>>>>>
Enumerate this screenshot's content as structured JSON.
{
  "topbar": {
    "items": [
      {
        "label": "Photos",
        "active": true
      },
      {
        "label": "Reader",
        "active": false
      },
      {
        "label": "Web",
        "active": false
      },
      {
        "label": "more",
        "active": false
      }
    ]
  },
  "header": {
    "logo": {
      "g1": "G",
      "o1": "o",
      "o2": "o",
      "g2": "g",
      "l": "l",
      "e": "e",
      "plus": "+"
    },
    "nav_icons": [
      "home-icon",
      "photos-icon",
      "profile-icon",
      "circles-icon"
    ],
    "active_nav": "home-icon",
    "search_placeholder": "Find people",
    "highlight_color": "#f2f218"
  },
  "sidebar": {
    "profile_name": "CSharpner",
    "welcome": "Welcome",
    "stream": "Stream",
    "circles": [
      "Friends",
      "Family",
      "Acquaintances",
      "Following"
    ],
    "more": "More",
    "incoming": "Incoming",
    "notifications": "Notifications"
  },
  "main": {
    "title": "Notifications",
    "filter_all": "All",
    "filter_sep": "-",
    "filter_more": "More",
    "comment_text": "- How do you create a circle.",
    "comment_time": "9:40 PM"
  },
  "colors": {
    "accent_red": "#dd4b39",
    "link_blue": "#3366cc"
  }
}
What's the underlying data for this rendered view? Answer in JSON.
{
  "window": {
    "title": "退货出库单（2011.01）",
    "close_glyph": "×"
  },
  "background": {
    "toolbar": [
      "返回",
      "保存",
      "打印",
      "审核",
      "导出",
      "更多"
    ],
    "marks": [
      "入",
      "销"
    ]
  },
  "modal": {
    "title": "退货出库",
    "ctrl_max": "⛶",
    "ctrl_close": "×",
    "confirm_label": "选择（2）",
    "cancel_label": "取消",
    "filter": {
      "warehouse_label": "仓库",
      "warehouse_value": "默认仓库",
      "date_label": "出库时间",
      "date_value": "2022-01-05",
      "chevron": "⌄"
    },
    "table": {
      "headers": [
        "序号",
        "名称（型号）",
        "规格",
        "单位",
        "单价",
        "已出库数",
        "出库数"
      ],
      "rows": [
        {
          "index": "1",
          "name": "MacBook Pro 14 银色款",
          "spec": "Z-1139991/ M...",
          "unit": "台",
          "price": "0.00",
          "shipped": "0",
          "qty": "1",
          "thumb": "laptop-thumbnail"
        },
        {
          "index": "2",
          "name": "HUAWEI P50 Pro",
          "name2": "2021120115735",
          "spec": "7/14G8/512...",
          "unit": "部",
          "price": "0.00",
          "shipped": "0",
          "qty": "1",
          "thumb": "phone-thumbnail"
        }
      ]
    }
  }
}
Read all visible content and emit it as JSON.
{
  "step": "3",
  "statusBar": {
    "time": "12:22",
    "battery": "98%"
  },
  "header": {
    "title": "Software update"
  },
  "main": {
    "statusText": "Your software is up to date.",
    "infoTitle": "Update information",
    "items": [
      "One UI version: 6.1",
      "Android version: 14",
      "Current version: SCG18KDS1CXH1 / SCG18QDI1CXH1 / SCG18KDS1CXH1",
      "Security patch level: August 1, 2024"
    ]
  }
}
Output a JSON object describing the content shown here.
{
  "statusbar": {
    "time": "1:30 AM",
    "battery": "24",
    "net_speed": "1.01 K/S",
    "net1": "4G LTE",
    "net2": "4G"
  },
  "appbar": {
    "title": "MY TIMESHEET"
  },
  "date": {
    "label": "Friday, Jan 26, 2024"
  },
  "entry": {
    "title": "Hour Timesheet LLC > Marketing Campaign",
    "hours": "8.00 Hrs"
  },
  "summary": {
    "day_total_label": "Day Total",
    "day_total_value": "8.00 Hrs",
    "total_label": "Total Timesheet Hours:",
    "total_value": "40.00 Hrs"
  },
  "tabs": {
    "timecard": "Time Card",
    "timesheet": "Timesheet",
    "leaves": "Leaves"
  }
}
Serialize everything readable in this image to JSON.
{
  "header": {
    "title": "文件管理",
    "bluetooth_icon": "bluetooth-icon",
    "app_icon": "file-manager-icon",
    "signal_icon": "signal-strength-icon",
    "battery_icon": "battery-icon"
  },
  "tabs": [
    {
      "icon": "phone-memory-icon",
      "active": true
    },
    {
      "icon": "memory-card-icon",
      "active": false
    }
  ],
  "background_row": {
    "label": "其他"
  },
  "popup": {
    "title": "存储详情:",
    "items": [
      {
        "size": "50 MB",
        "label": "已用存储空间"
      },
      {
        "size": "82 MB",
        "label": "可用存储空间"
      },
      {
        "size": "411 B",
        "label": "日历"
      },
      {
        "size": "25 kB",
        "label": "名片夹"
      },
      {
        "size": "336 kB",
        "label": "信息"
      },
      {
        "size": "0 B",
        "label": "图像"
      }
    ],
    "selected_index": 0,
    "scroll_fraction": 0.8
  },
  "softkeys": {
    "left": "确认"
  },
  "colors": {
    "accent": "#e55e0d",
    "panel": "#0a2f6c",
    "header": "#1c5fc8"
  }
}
<<<<<
◆ PROMPT:
Output all of the material exactly as written.

◆ FINAL RESULT:
Enumerate this screenshot's content as structured JSON.
{
  "topbar": {
    "items": [
      {
        "label": "Photos",
        "active": true
      },
      {
        "label": "Reader",
        "active": false
      },
      {
        "label": "Web",
        "active": false
      },
      {
        "label": "more",
        "active": false
      }
    ]
  },
  "header": {
    "logo": {
      "g1": "G",
      "o1": "o",
      "o2": "o",
      "g2": "g",
      "l": "l",
      "e": "e",
      "plus": "+"
    },
    "nav_icons": [
      "home-icon",
      "photos-icon",
      "profile-icon",
      "circles-icon"
    ],
    "active_nav": "home-icon",
    "search_placeholder": "Find people",
    "highlight_color": "#f2f218"
  },
  "sidebar": {
    "profile_name": "CSharpner",
    "welcome": "Welcome",
    "stream": "Stream",
    "circles": [
      "Friends",
      "Family",
      "Acquaintances",
      "Following"
    ],
    "more": "More",
    "incoming": "Incoming",
    "notifications": "Notifications"
  },
  "main": {
    "title": "Notifications",
    "filter_all": "All",
    "filter_sep": "-",
    "filter_more": "More",
    "comment_text": "- How do you create a circle.",
    "comment_time": "9:40 PM"
  },
  "colors": {
    "accent_red": "#dd4b39",
    "link_blue": "#3366cc"
  }
}
What's the underlying data for this rendered view? Answer in JSON.
{
  "window": {
    "title": "退货出库单（2011.01）",
    "close_glyph": "×"
  },
  "background": {
    "toolbar": [
      "返回",
      "保存",
      "打印",
      "审核",
      "导出",
      "更多"
    ],
    "marks": [
      "入",
      "销"
    ]
  },
  "modal": {
    "title": "退货出库",
    "ctrl_max": "⛶",
    "ctrl_close": "×",
    "confirm_label": "选择（2）",
    "cancel_label": "取消",
    "filter": {
      "warehouse_label": "仓库",
      "warehouse_value": "默认仓库",
      "date_label": "出库时间",
      "date_value": "2022-01-05",
      "chevron": "⌄"
    },
    "table": {
      "headers": [
        "序号",
        "名称（型号）",
        "规格",
        "单位",
        "单价",
        "已出库数",
        "出库数"
      ],
      "rows": [
        {
          "index": "1",
          "name": "MacBook Pro 14 银色款",
          "spec": "Z-1139991/ M...",
          "unit": "台",
          "price": "0.00",
          "shipped": "0",
          "qty": "1",
          "thumb": "laptop-thumbnail"
        },
        {
          "index": "2",
          "name": "HUAWEI P50 Pro",
          "name2": "2021120115735",
          "spec": "7/14G8/512...",
          "unit": "部",
          "price": "0.00",
          "shipped": "0",
          "qty": "1",
          "thumb": "phone-thumbnail"
        }
      ]
    }
  }
}
Read all visible content and emit it as JSON.
{
  "step": "3",
  "statusBar": {
    "time": "12:22",
    "battery": "98%"
  },
  "header": {
    "title": "Software update"
  },
  "main": {
    "statusText": "Your software is up to date.",
    "infoTitle": "Update information",
    "items": [
      "One UI version: 6.1",
      "Android version: 14",
      "Current version: SCG18KDS1CXH1 / SCG18QDI1CXH1 / SCG18KDS1CXH1",
      "Security patch level: August 1, 2024"
    ]
  }
}
Output a JSON object describing the content shown here.
{
  "statusbar": {
    "time": "1:30 AM",
    "battery": "24",
    "net_speed": "1.01 K/S",
    "net1": "4G LTE",
    "net2": "4G"
  },
  "appbar": {
    "title": "MY TIMESHEET"
  },
  "date": {
    "label": "Friday, Jan 26, 2024"
  },
  "entry": {
    "title": "Hour Timesheet LLC > Marketing Campaign",
    "hours": "8.00 Hrs"
  },
  "summary": {
    "day_total_label": "Day Total",
    "day_total_value": "8.00 Hrs",
    "total_label": "Total Timesheet Hours:",
    "total_value": "40.00 Hrs"
  },
  "tabs": {
    "timecard": "Time Card",
    "timesheet": "Timesheet",
    "leaves": "Leaves"
  }
}
Serialize everything readable in this image to JSON.
{
  "header": {
    "title": "文件管理",
    "bluetooth_icon": "bluetooth-icon",
    "app_icon": "file-manager-icon",
    "signal_icon": "signal-strength-icon",
    "battery_icon": "battery-icon"
  },
  "tabs": [
    {
      "icon": "phone-memory-icon",
      "active": true
    },
    {
      "icon": "memory-card-icon",
      "active": false
    }
  ],
  "background_row": {
    "label": "其他"
  },
  "popup": {
    "title": "存储详情:",
    "items": [
      {
        "size": "50 MB",
        "label": "已用存储空间"
      },
      {
        "size": "82 MB",
        "label": "可用存储空间"
      },
      {
        "size": "411 B",
        "label": "日历"
      },
      {
        "size": "25 kB",
        "label": "名片夹"
      },
      {
        "size": "336 kB",
        "label": "信息"
      },
      {
        "size": "0 B",
        "label": "图像"
      }
    ],
    "selected_index": 0,
    "scroll_fraction": 0.8
  },
  "softkeys": {
    "left": "确认"
  },
  "colors": {
    "accent": "#e55e0d",
    "panel": "#0a2f6c",
    "header": "#1c5fc8"
  }
}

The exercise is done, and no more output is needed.